-- Start of Source records --
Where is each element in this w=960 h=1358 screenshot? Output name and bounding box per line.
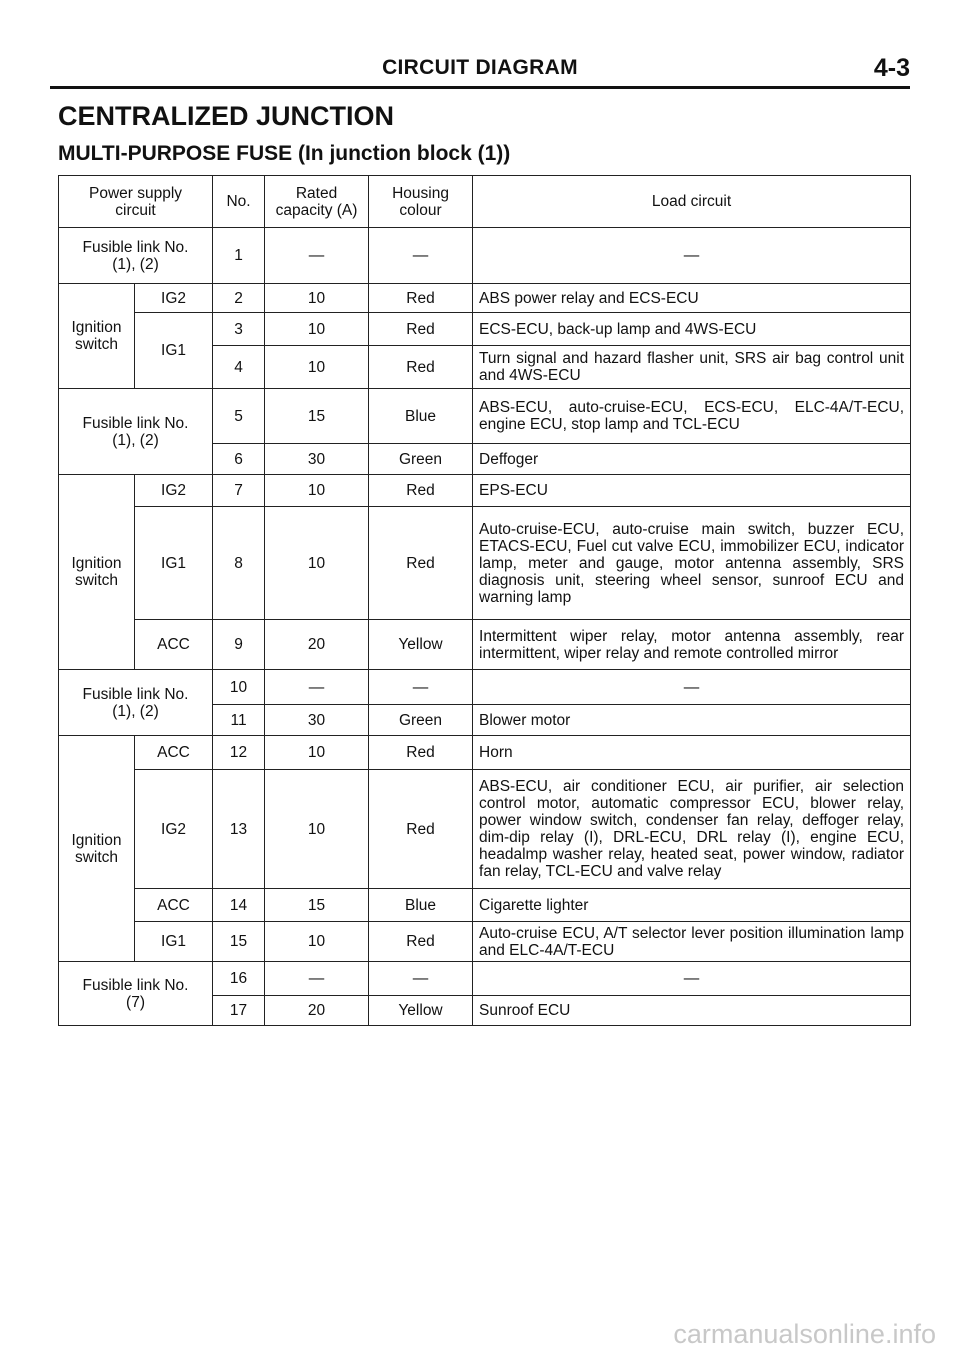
fuse-number-cell: 7 [213,475,265,507]
load-circuit-cell: Turn signal and hazard flasher unit, SRS air bag control unit and 4WS-ECU [473,346,911,389]
table-row [59,620,911,670]
housing-colour-cell: Red [369,770,473,889]
fuse-number-cell: 15 [213,922,265,962]
fuse-number-cell: 13 [213,770,265,889]
load-circuit-cell: Auto-cruise-ECU, auto-cruise main switch, buzzer ECU, ETACS-ECU, Fuel cut valve ECU, immobilizer ECU, indicator lamp, meter and gauge, motor antenna assembly, SRS diagnosis unit, steering wheel sensor, sunroof ECU and warning lamp [473,507,911,620]
housing-colour-cell: Red [369,346,473,389]
housing-colour-cell: Blue [369,889,473,922]
sub-circuit-cell: IG2 [135,284,213,313]
fuse-number-cell: 4 [213,346,265,389]
table-row [59,313,911,346]
rated-capacity-cell: 10 [265,346,369,389]
load-circuit-cell: — [473,228,911,284]
fuse-number-cell: 5 [213,389,265,444]
housing-colour-cell: Red [369,922,473,962]
load-circuit-cell: Blower motor [473,705,911,736]
housing-colour-cell: Yellow [369,620,473,670]
load-circuit-cell: Cigarette lighter [473,889,911,922]
rated-capacity-cell: 10 [265,770,369,889]
rated-capacity-cell: 20 [265,620,369,670]
housing-colour-cell: Red [369,475,473,507]
housing-colour-cell: Green [369,444,473,475]
table-row [59,889,911,922]
load-circuit-cell: EPS-ECU [473,475,911,507]
sub-title: MULTI-PURPOSE FUSE (In junction block (1)) [58,142,511,165]
table-row [59,284,911,313]
rated-capacity-cell: 10 [265,736,369,770]
table-row [59,228,911,284]
sub-circuit-cell: IG1 [135,922,213,962]
rated-capacity-cell: 10 [265,922,369,962]
rated-capacity-cell: 10 [265,475,369,507]
fuse-number-cell: 2 [213,284,265,313]
fuse-number-cell: 3 [213,313,265,346]
rated-capacity-cell: 10 [265,284,369,313]
table-row [59,475,911,507]
housing-colour-cell: Red [369,507,473,620]
rated-capacity-cell: — [265,670,369,705]
rated-capacity-cell: — [265,228,369,284]
housing-colour-cell: Red [369,313,473,346]
fuse-number-cell: 8 [213,507,265,620]
load-circuit-cell: — [473,670,911,705]
housing-colour-cell: — [369,962,473,996]
header-load-circuit: Load circuit [473,176,911,228]
load-circuit-cell: Intermittent wiper relay, motor antenna assembly, rear intermittent, wiper relay and remote controlled mirror [473,620,911,670]
sub-circuit-cell: ACC [135,736,213,770]
page-header-title: CIRCUIT DIAGRAM [382,56,578,79]
table-row [59,507,911,620]
watermark-text: carmanualsonline.info [673,1319,936,1349]
rated-capacity-cell: 10 [265,507,369,620]
fuse-number-cell: 17 [213,996,265,1026]
load-circuit-cell: Horn [473,736,911,770]
housing-colour-cell: — [369,670,473,705]
rated-capacity-cell: 15 [265,389,369,444]
fuse-number-cell: 10 [213,670,265,705]
header-divider [50,86,910,89]
page-number: 4-3 [873,54,910,82]
section-title: CENTRALIZED JUNCTION [58,101,394,131]
housing-colour-cell: Blue [369,389,473,444]
power-fusible-link: Fusible link No. (1), (2) [59,228,213,284]
power-fusible-link: Fusible link No. (7) [59,962,213,1026]
table-row [59,736,911,770]
rated-capacity-cell: 30 [265,444,369,475]
fuse-number-cell: 16 [213,962,265,996]
fuse-number-cell: 1 [213,228,265,284]
header-power-supply: Power supply circuit [59,176,213,228]
housing-colour-cell: Yellow [369,996,473,1026]
load-circuit-cell: ABS-ECU, air conditioner ECU, air purifier, air selection control motor, automatic compressor ECU, blower relay, power window switch, condenser fan relay, deffoger relay, dim-dip relay (I), DRL-ECU, DRL relay (I), engine ECU, headalmp washer relay, heated seat, power window, radiator fan relay, TCL-ECU and valve relay [473,770,911,889]
header-housing-colour: Housing colour [369,176,473,228]
housing-colour-cell: Red [369,284,473,313]
housing-colour-cell: Green [369,705,473,736]
rated-capacity-cell: — [265,962,369,996]
fuse-number-cell: 9 [213,620,265,670]
fuse-table [58,175,911,1026]
power-fusible-link: Fusible link No. (1), (2) [59,389,213,475]
fuse-number-cell: 6 [213,444,265,475]
housing-colour-cell: — [369,228,473,284]
table-row [59,922,911,962]
sub-circuit-cell: ACC [135,620,213,670]
sub-circuit-cell: IG2 [135,770,213,889]
table-row [59,670,911,705]
load-circuit-cell: Deffoger [473,444,911,475]
sub-circuit-cell: IG1 [135,507,213,620]
fuse-number-cell: 14 [213,889,265,922]
power-ignition-switch: Ignition switch [59,284,135,389]
rated-capacity-cell: 20 [265,996,369,1026]
load-circuit-cell: — [473,962,911,996]
rated-capacity-cell: 15 [265,889,369,922]
sub-circuit-cell: ACC [135,889,213,922]
table-row [59,962,911,996]
load-circuit-cell: Sunroof ECU [473,996,911,1026]
load-circuit-cell: ABS power relay and ECS-ECU [473,284,911,313]
power-ignition-switch: Ignition switch [59,736,135,962]
housing-colour-cell: Red [369,736,473,770]
header-no: No. [213,176,265,228]
header-rated-capacity: Rated capacity (A) [265,176,369,228]
table-header-row [59,176,911,228]
load-circuit-cell: ABS-ECU, auto-cruise-ECU, ECS-ECU, ELC-4A/T-ECU, engine ECU, stop lamp and TCL-ECU [473,389,911,444]
load-circuit-cell: ECS-ECU, back-up lamp and 4WS-ECU [473,313,911,346]
load-circuit-cell: Auto-cruise ECU, A/T selector lever position illumination lamp and ELC-4A/T-ECU [473,922,911,962]
power-fusible-link: Fusible link No. (1), (2) [59,670,213,736]
fuse-number-cell: 12 [213,736,265,770]
table-row [59,389,911,444]
table-row [59,770,911,889]
sub-circuit-cell: IG2 [135,475,213,507]
fuse-number-cell: 11 [213,705,265,736]
rated-capacity-cell: 10 [265,313,369,346]
sub-circuit-cell: IG1 [135,313,213,389]
power-ignition-switch: Ignition switch [59,475,135,670]
rated-capacity-cell: 30 [265,705,369,736]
-- End of Source records --
-- Exercise prompt --
Reproduce every row above verbatim, without the pictures.

-- Solution to the exercise --
Where is each element in this w=960 h=1358 screenshot? Output name and bounding box per line.
fuse-number-cell: 7 [213,475,265,507]
load-circuit-cell: Turn signal and hazard flasher unit, SRS air bag control unit and 4WS-ECU [473,346,911,389]
table-row [59,620,911,670]
housing-colour-cell: Red [369,770,473,889]
fuse-number-cell: 15 [213,922,265,962]
fuse-number-cell: 13 [213,770,265,889]
load-circuit-cell: Auto-cruise-ECU, auto-cruise main switch, buzzer ECU, ETACS-ECU, Fuel cut valve ECU, immobilizer ECU, indicator lamp, meter and gauge, motor antenna assembly, SRS diagnosis unit, steering wheel sensor, sunroof ECU and warning lamp [473,507,911,620]
housing-colour-cell: Red [369,346,473,389]
housing-colour-cell: Blue [369,889,473,922]
sub-circuit-cell: IG2 [135,284,213,313]
fuse-number-cell: 4 [213,346,265,389]
table-row [59,313,911,346]
rated-capacity-cell: 10 [265,346,369,389]
load-circuit-cell: — [473,228,911,284]
fuse-number-cell: 5 [213,389,265,444]
housing-colour-cell: Red [369,922,473,962]
load-circuit-cell: Blower motor [473,705,911,736]
housing-colour-cell: Yellow [369,620,473,670]
load-circuit-cell: Cigarette lighter [473,889,911,922]
rated-capacity-cell: 10 [265,770,369,889]
rated-capacity-cell: 20 [265,620,369,670]
housing-colour-cell: Red [369,475,473,507]
housing-colour-cell: Green [369,444,473,475]
table-row [59,889,911,922]
load-circuit-cell: EPS-ECU [473,475,911,507]
sub-title: MULTI-PURPOSE FUSE (In junction block (1)) [58,142,511,165]
table-row [59,284,911,313]
rated-capacity-cell: 10 [265,736,369,770]
table-row [59,228,911,284]
sub-circuit-cell: IG1 [135,922,213,962]
rated-capacity-cell: 10 [265,922,369,962]
rated-capacity-cell: 10 [265,475,369,507]
fuse-number-cell: 2 [213,284,265,313]
fuse-number-cell: 3 [213,313,265,346]
rated-capacity-cell: 10 [265,284,369,313]
table-row [59,475,911,507]
housing-colour-cell: Red [369,507,473,620]
rated-capacity-cell: — [265,670,369,705]
rated-capacity-cell: — [265,228,369,284]
housing-colour-cell: Red [369,313,473,346]
fuse-number-cell: 8 [213,507,265,620]
load-circuit-cell: — [473,670,911,705]
housing-colour-cell: — [369,962,473,996]
header-load-circuit: Load circuit [473,176,911,228]
load-circuit-cell: Intermittent wiper relay, motor antenna assembly, rear intermittent, wiper relay and remote controlled mirror [473,620,911,670]
sub-circuit-cell: ACC [135,736,213,770]
page-header-title: CIRCUIT DIAGRAM [382,56,578,79]
table-row [59,507,911,620]
watermark-text: carmanualsonline.info [673,1319,936,1349]
rated-capacity-cell: 10 [265,507,369,620]
fuse-number-cell: 17 [213,996,265,1026]
load-circuit-cell: Horn [473,736,911,770]
housing-colour-cell: — [369,670,473,705]
rated-capacity-cell: 15 [265,389,369,444]
fuse-number-cell: 10 [213,670,265,705]
header-divider [50,86,910,89]
page-number: 4-3 [873,54,910,82]
section-title: CENTRALIZED JUNCTION [58,101,394,131]
housing-colour-cell: Blue [369,389,473,444]
power-fusible-link: Fusible link No. (1), (2) [59,228,213,284]
power-fusible-link: Fusible link No. (7) [59,962,213,1026]
table-row [59,736,911,770]
rated-capacity-cell: 30 [265,444,369,475]
fuse-number-cell: 16 [213,962,265,996]
fuse-number-cell: 1 [213,228,265,284]
header-power-supply: Power supply circuit [59,176,213,228]
housing-colour-cell: Yellow [369,996,473,1026]
load-circuit-cell: ABS-ECU, air conditioner ECU, air purifier, air selection control motor, automatic compressor ECU, blower relay, power window switch, condenser fan relay, deffoger relay, dim-dip relay (I), DRL-ECU, DRL relay (I), engine ECU, headalmp washer relay, heated seat, power window, radiator fan relay, TCL-ECU and valve relay [473,770,911,889]
header-housing-colour: Housing colour [369,176,473,228]
housing-colour-cell: Red [369,284,473,313]
housing-colour-cell: Green [369,705,473,736]
rated-capacity-cell: — [265,962,369,996]
fuse-number-cell: 9 [213,620,265,670]
fuse-table [58,175,911,1026]
power-fusible-link: Fusible link No. (1), (2) [59,389,213,475]
fuse-number-cell: 6 [213,444,265,475]
housing-colour-cell: — [369,228,473,284]
table-row [59,922,911,962]
sub-circuit-cell: ACC [135,620,213,670]
sub-circuit-cell: IG2 [135,770,213,889]
table-row [59,670,911,705]
load-circuit-cell: Deffoger [473,444,911,475]
sub-circuit-cell: IG1 [135,507,213,620]
fuse-number-cell: 14 [213,889,265,922]
power-ignition-switch: Ignition switch [59,284,135,389]
rated-capacity-cell: 20 [265,996,369,1026]
load-circuit-cell: — [473,962,911,996]
rated-capacity-cell: 15 [265,889,369,922]
sub-circuit-cell: ACC [135,889,213,922]
table-row [59,962,911,996]
load-circuit-cell: Sunroof ECU [473,996,911,1026]
load-circuit-cell: ABS power relay and ECS-ECU [473,284,911,313]
power-ignition-switch: Ignition switch [59,736,135,962]
housing-colour-cell: Red [369,736,473,770]
header-no: No. [213,176,265,228]
header-rated-capacity: Rated capacity (A) [265,176,369,228]
table-header-row [59,176,911,228]
load-circuit-cell: ABS-ECU, auto-cruise-ECU, ECS-ECU, ELC-4A/T-ECU, engine ECU, stop lamp and TCL-ECU [473,389,911,444]
load-circuit-cell: ECS-ECU, back-up lamp and 4WS-ECU [473,313,911,346]
load-circuit-cell: Auto-cruise ECU, A/T selector lever position illumination lamp and ELC-4A/T-ECU [473,922,911,962]
power-fusible-link: Fusible link No. (1), (2) [59,670,213,736]
fuse-number-cell: 12 [213,736,265,770]
table-row [59,389,911,444]
table-row [59,770,911,889]
sub-circuit-cell: IG2 [135,475,213,507]
fuse-number-cell: 11 [213,705,265,736]
rated-capacity-cell: 10 [265,313,369,346]
sub-circuit-cell: IG1 [135,313,213,389]
power-ignition-switch: Ignition switch [59,475,135,670]
rated-capacity-cell: 30 [265,705,369,736]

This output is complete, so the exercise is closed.